Exercise requirements: Locate the lines of the listing below that hold "asuntojen", then copy each of them.

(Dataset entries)
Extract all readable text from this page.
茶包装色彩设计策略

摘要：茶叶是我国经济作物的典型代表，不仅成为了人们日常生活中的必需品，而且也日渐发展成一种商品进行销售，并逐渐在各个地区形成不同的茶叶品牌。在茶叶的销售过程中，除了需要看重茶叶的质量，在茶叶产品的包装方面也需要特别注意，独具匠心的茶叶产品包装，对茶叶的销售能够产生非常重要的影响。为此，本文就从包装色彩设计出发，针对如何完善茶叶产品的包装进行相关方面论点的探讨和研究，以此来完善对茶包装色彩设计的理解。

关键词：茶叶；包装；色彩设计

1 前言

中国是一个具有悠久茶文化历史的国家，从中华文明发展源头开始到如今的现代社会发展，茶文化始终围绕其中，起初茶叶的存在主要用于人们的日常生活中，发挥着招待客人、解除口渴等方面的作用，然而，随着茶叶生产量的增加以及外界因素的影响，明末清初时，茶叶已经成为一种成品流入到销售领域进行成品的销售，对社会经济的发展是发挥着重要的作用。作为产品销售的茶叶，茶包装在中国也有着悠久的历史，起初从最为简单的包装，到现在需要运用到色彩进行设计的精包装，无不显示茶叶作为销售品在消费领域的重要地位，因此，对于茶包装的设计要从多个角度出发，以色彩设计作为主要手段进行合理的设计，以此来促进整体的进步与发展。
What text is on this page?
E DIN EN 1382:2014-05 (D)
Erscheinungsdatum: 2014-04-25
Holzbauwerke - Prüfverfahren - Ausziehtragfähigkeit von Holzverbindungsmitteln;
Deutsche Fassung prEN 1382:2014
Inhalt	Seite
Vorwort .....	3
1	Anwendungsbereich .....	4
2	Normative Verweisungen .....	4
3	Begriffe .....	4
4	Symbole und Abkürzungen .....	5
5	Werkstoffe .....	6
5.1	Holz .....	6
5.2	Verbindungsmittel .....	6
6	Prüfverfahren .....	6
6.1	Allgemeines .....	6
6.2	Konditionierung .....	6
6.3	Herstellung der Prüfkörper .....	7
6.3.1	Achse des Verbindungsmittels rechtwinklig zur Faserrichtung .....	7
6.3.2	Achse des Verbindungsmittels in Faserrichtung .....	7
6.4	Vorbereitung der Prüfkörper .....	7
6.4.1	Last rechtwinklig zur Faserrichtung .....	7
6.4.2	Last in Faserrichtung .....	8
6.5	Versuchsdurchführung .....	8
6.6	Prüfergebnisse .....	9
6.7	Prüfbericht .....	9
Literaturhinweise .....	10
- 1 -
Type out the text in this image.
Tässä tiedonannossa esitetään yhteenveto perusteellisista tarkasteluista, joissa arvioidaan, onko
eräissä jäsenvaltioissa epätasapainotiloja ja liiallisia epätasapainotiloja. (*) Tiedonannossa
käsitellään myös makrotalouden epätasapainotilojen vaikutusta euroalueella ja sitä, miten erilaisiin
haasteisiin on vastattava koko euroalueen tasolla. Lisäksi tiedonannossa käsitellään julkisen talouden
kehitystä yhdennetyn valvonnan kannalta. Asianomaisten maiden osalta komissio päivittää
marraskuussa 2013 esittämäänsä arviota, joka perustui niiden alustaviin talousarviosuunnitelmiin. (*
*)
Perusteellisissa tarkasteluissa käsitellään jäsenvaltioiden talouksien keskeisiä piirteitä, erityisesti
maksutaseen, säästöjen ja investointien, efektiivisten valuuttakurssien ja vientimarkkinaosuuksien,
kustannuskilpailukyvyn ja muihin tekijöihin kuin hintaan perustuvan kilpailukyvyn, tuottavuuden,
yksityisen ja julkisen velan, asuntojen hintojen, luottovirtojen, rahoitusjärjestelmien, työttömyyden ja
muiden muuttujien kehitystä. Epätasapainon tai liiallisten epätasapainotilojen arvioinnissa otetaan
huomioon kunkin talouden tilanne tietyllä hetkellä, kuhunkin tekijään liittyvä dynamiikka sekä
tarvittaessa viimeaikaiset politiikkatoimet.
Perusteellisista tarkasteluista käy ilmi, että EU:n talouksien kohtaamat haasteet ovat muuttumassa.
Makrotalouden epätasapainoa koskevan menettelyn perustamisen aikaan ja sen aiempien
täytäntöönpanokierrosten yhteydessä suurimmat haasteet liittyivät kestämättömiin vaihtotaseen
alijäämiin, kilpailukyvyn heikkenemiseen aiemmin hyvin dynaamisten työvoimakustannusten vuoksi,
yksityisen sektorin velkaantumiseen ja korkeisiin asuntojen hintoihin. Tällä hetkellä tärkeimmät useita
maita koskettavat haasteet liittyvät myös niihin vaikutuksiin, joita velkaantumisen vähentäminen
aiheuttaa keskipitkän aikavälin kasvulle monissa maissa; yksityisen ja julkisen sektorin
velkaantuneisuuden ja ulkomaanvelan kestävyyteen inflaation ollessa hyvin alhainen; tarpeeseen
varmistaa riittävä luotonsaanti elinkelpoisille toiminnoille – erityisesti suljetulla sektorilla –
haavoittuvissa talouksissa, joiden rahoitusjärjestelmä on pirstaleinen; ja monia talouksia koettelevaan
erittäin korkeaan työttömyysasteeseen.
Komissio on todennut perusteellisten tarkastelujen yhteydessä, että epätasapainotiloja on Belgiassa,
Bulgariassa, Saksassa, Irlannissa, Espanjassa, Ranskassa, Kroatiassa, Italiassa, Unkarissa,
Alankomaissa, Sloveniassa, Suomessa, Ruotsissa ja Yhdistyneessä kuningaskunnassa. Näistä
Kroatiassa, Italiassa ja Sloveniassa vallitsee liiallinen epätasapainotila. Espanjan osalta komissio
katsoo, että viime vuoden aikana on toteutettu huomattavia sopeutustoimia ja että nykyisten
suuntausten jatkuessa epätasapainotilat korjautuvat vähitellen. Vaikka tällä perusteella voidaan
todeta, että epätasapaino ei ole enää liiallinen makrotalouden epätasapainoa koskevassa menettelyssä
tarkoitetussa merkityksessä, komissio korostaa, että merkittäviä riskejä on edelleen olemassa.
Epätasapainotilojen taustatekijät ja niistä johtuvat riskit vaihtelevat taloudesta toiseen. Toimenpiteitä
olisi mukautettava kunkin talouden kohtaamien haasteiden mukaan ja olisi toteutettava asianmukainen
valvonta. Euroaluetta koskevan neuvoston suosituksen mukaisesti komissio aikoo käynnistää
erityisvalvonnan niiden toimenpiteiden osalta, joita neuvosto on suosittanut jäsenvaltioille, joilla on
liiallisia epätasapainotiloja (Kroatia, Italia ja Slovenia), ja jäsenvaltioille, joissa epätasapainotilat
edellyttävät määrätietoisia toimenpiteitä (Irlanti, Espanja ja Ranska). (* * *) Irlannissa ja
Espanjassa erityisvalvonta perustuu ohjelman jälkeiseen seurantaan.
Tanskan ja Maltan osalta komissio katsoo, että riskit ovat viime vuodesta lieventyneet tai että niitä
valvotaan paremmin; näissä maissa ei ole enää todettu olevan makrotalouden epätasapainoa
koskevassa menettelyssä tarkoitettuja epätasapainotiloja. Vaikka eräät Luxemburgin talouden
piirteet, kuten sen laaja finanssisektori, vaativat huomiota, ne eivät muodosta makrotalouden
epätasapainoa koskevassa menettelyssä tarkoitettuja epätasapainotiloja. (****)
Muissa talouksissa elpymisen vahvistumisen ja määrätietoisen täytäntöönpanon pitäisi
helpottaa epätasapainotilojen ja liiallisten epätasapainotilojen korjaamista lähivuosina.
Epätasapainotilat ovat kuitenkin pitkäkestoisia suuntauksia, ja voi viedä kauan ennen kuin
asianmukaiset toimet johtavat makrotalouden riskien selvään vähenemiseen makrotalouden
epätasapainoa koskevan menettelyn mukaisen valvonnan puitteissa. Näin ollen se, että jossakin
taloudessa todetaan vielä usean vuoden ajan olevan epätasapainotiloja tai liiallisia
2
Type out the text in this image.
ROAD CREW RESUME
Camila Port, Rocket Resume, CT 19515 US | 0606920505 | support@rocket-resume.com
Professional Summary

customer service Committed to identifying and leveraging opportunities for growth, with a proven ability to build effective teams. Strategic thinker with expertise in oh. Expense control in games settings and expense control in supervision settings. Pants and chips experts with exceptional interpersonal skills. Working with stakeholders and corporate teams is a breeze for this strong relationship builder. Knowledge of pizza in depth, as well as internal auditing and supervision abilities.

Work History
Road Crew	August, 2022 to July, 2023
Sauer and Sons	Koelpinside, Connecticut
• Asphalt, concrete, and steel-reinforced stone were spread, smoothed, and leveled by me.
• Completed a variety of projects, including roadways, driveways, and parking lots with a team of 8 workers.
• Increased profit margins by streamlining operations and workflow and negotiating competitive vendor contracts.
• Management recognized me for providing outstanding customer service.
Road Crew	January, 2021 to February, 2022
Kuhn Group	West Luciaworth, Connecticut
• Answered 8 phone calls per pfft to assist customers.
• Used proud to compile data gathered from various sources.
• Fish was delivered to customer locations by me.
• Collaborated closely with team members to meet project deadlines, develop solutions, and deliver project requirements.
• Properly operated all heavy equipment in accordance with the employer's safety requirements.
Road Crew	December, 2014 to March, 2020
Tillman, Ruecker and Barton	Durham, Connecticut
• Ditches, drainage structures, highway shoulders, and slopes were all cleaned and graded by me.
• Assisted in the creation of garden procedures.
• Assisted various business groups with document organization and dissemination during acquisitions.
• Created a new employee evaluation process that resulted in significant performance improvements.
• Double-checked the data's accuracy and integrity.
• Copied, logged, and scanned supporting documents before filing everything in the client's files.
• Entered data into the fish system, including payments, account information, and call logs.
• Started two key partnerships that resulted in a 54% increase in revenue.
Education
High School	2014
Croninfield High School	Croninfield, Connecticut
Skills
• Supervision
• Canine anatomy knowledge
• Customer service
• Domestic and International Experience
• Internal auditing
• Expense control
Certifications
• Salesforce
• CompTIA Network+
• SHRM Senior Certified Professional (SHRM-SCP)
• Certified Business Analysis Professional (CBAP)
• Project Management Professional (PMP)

Expected answer:
yksityisen ja julkisen velan, asuntojen hintojen, luottovirtojen, rahoitusjärjestelmien, työttömyyden ja
yksityisen sektorin velkaantumiseen ja korkeisiin asuntojen hintoihin. Tällä hetkellä tärkeimmät useita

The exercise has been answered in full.